### Dataset entries
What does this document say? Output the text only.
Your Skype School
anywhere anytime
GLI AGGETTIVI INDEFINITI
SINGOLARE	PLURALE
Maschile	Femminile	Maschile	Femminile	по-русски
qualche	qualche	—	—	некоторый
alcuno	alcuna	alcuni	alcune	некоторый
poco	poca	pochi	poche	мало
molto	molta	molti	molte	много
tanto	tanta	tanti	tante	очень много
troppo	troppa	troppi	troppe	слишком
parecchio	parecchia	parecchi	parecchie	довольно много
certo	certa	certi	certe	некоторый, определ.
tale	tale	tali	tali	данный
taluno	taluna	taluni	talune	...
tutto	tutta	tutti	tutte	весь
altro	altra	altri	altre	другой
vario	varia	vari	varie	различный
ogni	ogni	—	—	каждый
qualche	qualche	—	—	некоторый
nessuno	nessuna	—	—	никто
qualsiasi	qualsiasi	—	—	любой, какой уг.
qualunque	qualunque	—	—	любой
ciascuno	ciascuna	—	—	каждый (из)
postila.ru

### Task directions
Transcribe every entry exactly.

### Solution
What does this document say? Output the text only.
Your Skype School
anywhere anytime
GLI AGGETTIVI INDEFINITI
SINGOLARE	PLURALE
Maschile	Femminile	Maschile	Femminile	по-русски
qualche	qualche	—	—	некоторый
alcuno	alcuna	alcuni	alcune	некоторый
poco	poca	pochi	poche	мало
molto	molta	molti	molte	много
tanto	tanta	tanti	tante	очень много
troppo	troppa	troppi	troppe	слишком
parecchio	parecchia	parecchi	parecchie	довольно много
certo	certa	certi	certe	некоторый, определ.
tale	tale	tali	tali	данный
taluno	taluna	taluni	talune	...
tutto	tutta	tutti	tutte	весь
altro	altra	altri	altre	другой
vario	varia	vari	varie	различный
ogni	ogni	—	—	каждый
qualche	qualche	—	—	некоторый
nessuno	nessuna	—	—	никто
qualsiasi	qualsiasi	—	—	любой, какой уг.
qualunque	qualunque	—	—	любой
ciascuno	ciascuna	—	—	каждый (из)
postila.ru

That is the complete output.